**Goal of the exercise:** Track down the lines that contain "muutokset" and copy them.
--------------------------------
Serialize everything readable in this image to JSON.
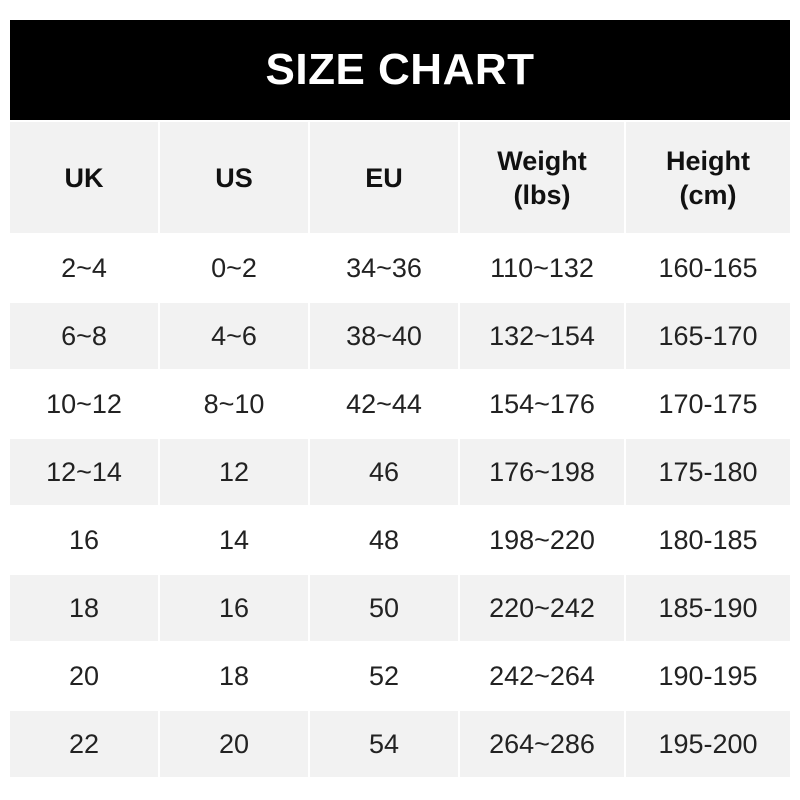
{
  "title": "SIZE CHART",
  "headers": [
    [
      "UK"
    ],
    [
      "US"
    ],
    [
      "EU"
    ],
    [
      "Weight",
      "(lbs)"
    ],
    [
      "Height",
      "(cm)"
    ]
  ],
  "rows": [
    [
      "2~4",
      "0~2",
      "34~36",
      "110~132",
      "160-165"
    ],
    [
      "6~8",
      "4~6",
      "38~40",
      "132~154",
      "165-170"
    ],
    [
      "10~12",
      "8~10",
      "42~44",
      "154~176",
      "170-175"
    ],
    [
      "12~14",
      "12",
      "46",
      "176~198",
      "175-180"
    ],
    [
      "16",
      "14",
      "48",
      "198~220",
      "180-185"
    ],
    [
      "18",
      "16",
      "50",
      "220~242",
      "185-190"
    ],
    [
      "20",
      "18",
      "52",
      "242~264",
      "190-195"
    ],
    [
      "22",
      "20",
      "54",
      "264~286",
      "195-200"
    ]
  ],
  "colors": {
    "title_bg": "#000000",
    "stripe": "#f2f2f2"
  }
}
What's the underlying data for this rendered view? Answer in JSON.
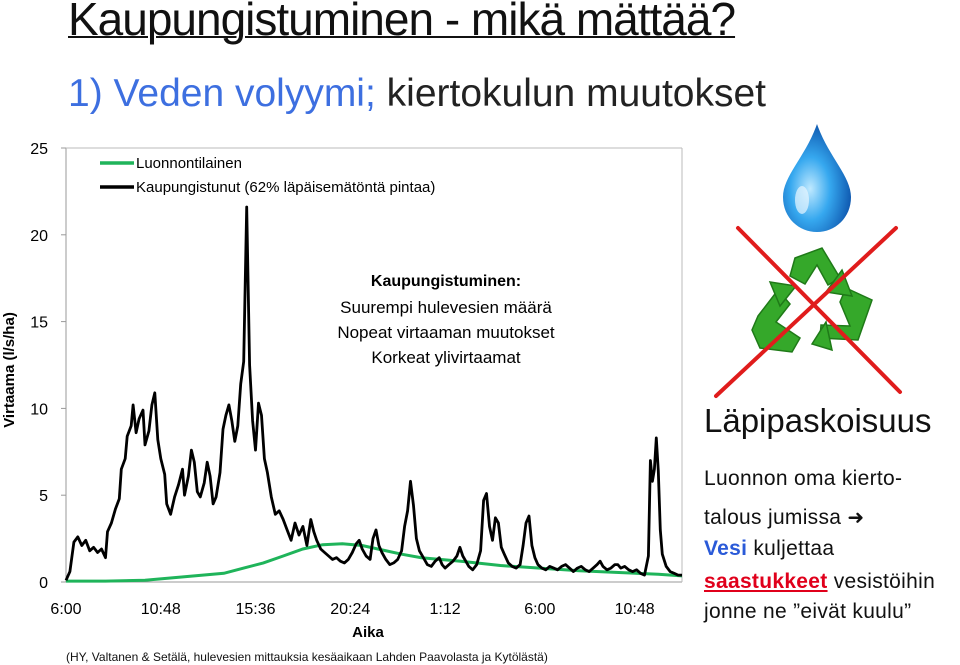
{
  "slide": {
    "title": "Kaupungistuminen - mikä mättää?",
    "subtitle_accent": "1) Veden volyymi;",
    "subtitle_rest": " kiertokulun muutokset",
    "source_note": "(HY, Valtanen & Setälä, hulevesien mittauksia kesäaikaan Lahden Paavolasta ja Kytölästä)"
  },
  "side_panel": {
    "heading": "Läpipaskoisuus",
    "line1": "Luonnon oma kierto-",
    "line2": "talous jumissa",
    "line3_word": "Vesi",
    "line3_rest": " kuljettaa",
    "line4_word": "saastukkeet",
    "line4_rest": " vesistöihin",
    "line5": "jonne ne ”eivät kuulu”",
    "icons": [
      "water-drop-icon",
      "recycle-icon",
      "cross-out-icon",
      "arrow-right-icon"
    ],
    "colors": {
      "drop": "#1a8fe0",
      "recycle": "#35a82a",
      "cross": "#e01c1c"
    }
  },
  "chart_data": {
    "type": "line",
    "xlabel": "Aika",
    "ylabel": "Virtaama (l/s/ha)",
    "x_ticks": [
      "6:00",
      "10:48",
      "15:36",
      "20:24",
      "1:12",
      "6:00",
      "10:48"
    ],
    "x_range_hours": [
      0,
      31.2
    ],
    "y_ticks": [
      "0",
      "5",
      "10",
      "15",
      "20",
      "25"
    ],
    "ylim": [
      0,
      25
    ],
    "grid": false,
    "legend": "top-left",
    "annotation": {
      "title": "Kaupungistuminen:",
      "lines": [
        "Suurempi hulevesien määrä",
        "Nopeat virtaaman muutokset",
        "Korkeat ylivirtaamat"
      ]
    },
    "series": [
      {
        "name": "Luonnontilainen",
        "color": "#1fb45a",
        "points": [
          [
            0,
            0.05
          ],
          [
            2,
            0.05
          ],
          [
            4,
            0.1
          ],
          [
            6,
            0.3
          ],
          [
            8,
            0.5
          ],
          [
            9,
            0.8
          ],
          [
            10,
            1.1
          ],
          [
            11,
            1.5
          ],
          [
            12,
            1.9
          ],
          [
            13,
            2.15
          ],
          [
            14,
            2.2
          ],
          [
            15,
            2.1
          ],
          [
            16,
            1.85
          ],
          [
            17,
            1.6
          ],
          [
            18,
            1.4
          ],
          [
            20,
            1.2
          ],
          [
            22,
            0.95
          ],
          [
            24,
            0.8
          ],
          [
            26,
            0.65
          ],
          [
            28,
            0.55
          ],
          [
            30,
            0.45
          ],
          [
            31.2,
            0.35
          ]
        ]
      },
      {
        "name": "Kaupungistunut (62% läpäisemätöntä pintaa)",
        "color": "#000000",
        "points": [
          [
            0,
            0.1
          ],
          [
            0.2,
            0.6
          ],
          [
            0.4,
            2.3
          ],
          [
            0.6,
            2.6
          ],
          [
            0.8,
            2.1
          ],
          [
            1.0,
            2.4
          ],
          [
            1.2,
            1.8
          ],
          [
            1.4,
            2.0
          ],
          [
            1.6,
            1.7
          ],
          [
            1.8,
            1.9
          ],
          [
            2.0,
            1.4
          ],
          [
            2.1,
            2.9
          ],
          [
            2.3,
            3.4
          ],
          [
            2.5,
            4.2
          ],
          [
            2.7,
            4.8
          ],
          [
            2.8,
            6.5
          ],
          [
            3.0,
            7.1
          ],
          [
            3.1,
            8.4
          ],
          [
            3.3,
            9.0
          ],
          [
            3.4,
            10.2
          ],
          [
            3.55,
            8.6
          ],
          [
            3.7,
            9.4
          ],
          [
            3.9,
            9.9
          ],
          [
            4.0,
            7.9
          ],
          [
            4.2,
            8.7
          ],
          [
            4.35,
            10.2
          ],
          [
            4.5,
            10.9
          ],
          [
            4.65,
            8.2
          ],
          [
            4.8,
            7.1
          ],
          [
            5.0,
            6.2
          ],
          [
            5.1,
            4.5
          ],
          [
            5.3,
            3.9
          ],
          [
            5.5,
            4.9
          ],
          [
            5.7,
            5.6
          ],
          [
            5.9,
            6.5
          ],
          [
            6.0,
            5.0
          ],
          [
            6.2,
            6.1
          ],
          [
            6.35,
            7.6
          ],
          [
            6.5,
            6.9
          ],
          [
            6.65,
            5.2
          ],
          [
            6.8,
            4.9
          ],
          [
            7.0,
            5.7
          ],
          [
            7.15,
            6.9
          ],
          [
            7.3,
            6.1
          ],
          [
            7.45,
            4.5
          ],
          [
            7.6,
            4.9
          ],
          [
            7.8,
            6.3
          ],
          [
            7.95,
            8.8
          ],
          [
            8.1,
            9.6
          ],
          [
            8.25,
            10.2
          ],
          [
            8.4,
            9.3
          ],
          [
            8.55,
            8.1
          ],
          [
            8.7,
            9.0
          ],
          [
            8.85,
            11.4
          ],
          [
            9.0,
            12.7
          ],
          [
            9.15,
            21.6
          ],
          [
            9.3,
            12.5
          ],
          [
            9.45,
            9.3
          ],
          [
            9.6,
            7.6
          ],
          [
            9.75,
            10.3
          ],
          [
            9.9,
            9.6
          ],
          [
            10.05,
            7.1
          ],
          [
            10.2,
            6.3
          ],
          [
            10.4,
            4.9
          ],
          [
            10.6,
            3.9
          ],
          [
            10.8,
            4.1
          ],
          [
            11.0,
            3.6
          ],
          [
            11.2,
            3.0
          ],
          [
            11.4,
            2.4
          ],
          [
            11.6,
            3.4
          ],
          [
            11.8,
            2.7
          ],
          [
            12.0,
            3.2
          ],
          [
            12.2,
            2.1
          ],
          [
            12.4,
            3.6
          ],
          [
            12.55,
            2.9
          ],
          [
            12.7,
            2.4
          ],
          [
            12.9,
            1.9
          ],
          [
            13.1,
            1.7
          ],
          [
            13.3,
            1.5
          ],
          [
            13.5,
            1.3
          ],
          [
            13.7,
            1.4
          ],
          [
            13.9,
            1.2
          ],
          [
            14.1,
            1.1
          ],
          [
            14.3,
            1.3
          ],
          [
            14.5,
            1.7
          ],
          [
            14.7,
            2.2
          ],
          [
            14.85,
            2.4
          ],
          [
            15.0,
            1.9
          ],
          [
            15.2,
            1.5
          ],
          [
            15.4,
            1.3
          ],
          [
            15.55,
            2.5
          ],
          [
            15.7,
            3.0
          ],
          [
            15.85,
            2.1
          ],
          [
            16.0,
            1.7
          ],
          [
            16.2,
            1.3
          ],
          [
            16.4,
            1.0
          ],
          [
            16.6,
            1.1
          ],
          [
            16.8,
            1.3
          ],
          [
            17.0,
            1.8
          ],
          [
            17.15,
            3.2
          ],
          [
            17.3,
            4.1
          ],
          [
            17.45,
            5.8
          ],
          [
            17.6,
            4.4
          ],
          [
            17.75,
            2.5
          ],
          [
            17.9,
            1.8
          ],
          [
            18.1,
            1.4
          ],
          [
            18.3,
            1.0
          ],
          [
            18.5,
            0.9
          ],
          [
            18.7,
            1.2
          ],
          [
            18.9,
            1.4
          ],
          [
            19.05,
            1.0
          ],
          [
            19.2,
            0.8
          ],
          [
            19.4,
            1.0
          ],
          [
            19.6,
            1.2
          ],
          [
            19.8,
            1.5
          ],
          [
            19.95,
            2.0
          ],
          [
            20.1,
            1.5
          ],
          [
            20.25,
            1.2
          ],
          [
            20.4,
            0.9
          ],
          [
            20.6,
            0.7
          ],
          [
            20.8,
            1.0
          ],
          [
            21.0,
            1.8
          ],
          [
            21.15,
            4.7
          ],
          [
            21.3,
            5.1
          ],
          [
            21.45,
            3.2
          ],
          [
            21.6,
            2.4
          ],
          [
            21.75,
            3.7
          ],
          [
            21.9,
            3.4
          ],
          [
            22.05,
            2.0
          ],
          [
            22.2,
            1.6
          ],
          [
            22.4,
            1.1
          ],
          [
            22.6,
            0.9
          ],
          [
            22.8,
            0.8
          ],
          [
            23.0,
            1.0
          ],
          [
            23.15,
            2.1
          ],
          [
            23.3,
            3.4
          ],
          [
            23.45,
            3.8
          ],
          [
            23.6,
            2.1
          ],
          [
            23.75,
            1.4
          ],
          [
            23.9,
            1.0
          ],
          [
            24.1,
            0.8
          ],
          [
            24.3,
            0.7
          ],
          [
            24.5,
            0.9
          ],
          [
            24.7,
            0.8
          ],
          [
            24.9,
            0.7
          ],
          [
            25.1,
            0.9
          ],
          [
            25.3,
            1.0
          ],
          [
            25.5,
            0.8
          ],
          [
            25.7,
            0.6
          ],
          [
            25.9,
            0.8
          ],
          [
            26.1,
            0.9
          ],
          [
            26.3,
            0.7
          ],
          [
            26.5,
            0.6
          ],
          [
            26.7,
            0.8
          ],
          [
            26.9,
            1.0
          ],
          [
            27.05,
            1.2
          ],
          [
            27.2,
            0.9
          ],
          [
            27.4,
            0.7
          ],
          [
            27.6,
            0.8
          ],
          [
            27.8,
            1.0
          ],
          [
            27.95,
            1.0
          ],
          [
            28.1,
            0.8
          ],
          [
            28.3,
            0.9
          ],
          [
            28.5,
            0.7
          ],
          [
            28.7,
            0.6
          ],
          [
            28.9,
            0.7
          ],
          [
            29.1,
            0.5
          ],
          [
            29.3,
            0.4
          ],
          [
            29.5,
            1.5
          ],
          [
            29.6,
            7.0
          ],
          [
            29.7,
            5.8
          ],
          [
            29.8,
            6.5
          ],
          [
            29.9,
            8.3
          ],
          [
            30.0,
            6.4
          ],
          [
            30.1,
            3.0
          ],
          [
            30.2,
            1.6
          ],
          [
            30.4,
            0.9
          ],
          [
            30.6,
            0.6
          ],
          [
            30.8,
            0.5
          ],
          [
            31.0,
            0.4
          ],
          [
            31.2,
            0.4
          ]
        ]
      }
    ]
  }
}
--------------------------------
**The output:**
    "subtitle_rest": " kiertokulun muutokset",
        "Nopeat virtaaman muutokset",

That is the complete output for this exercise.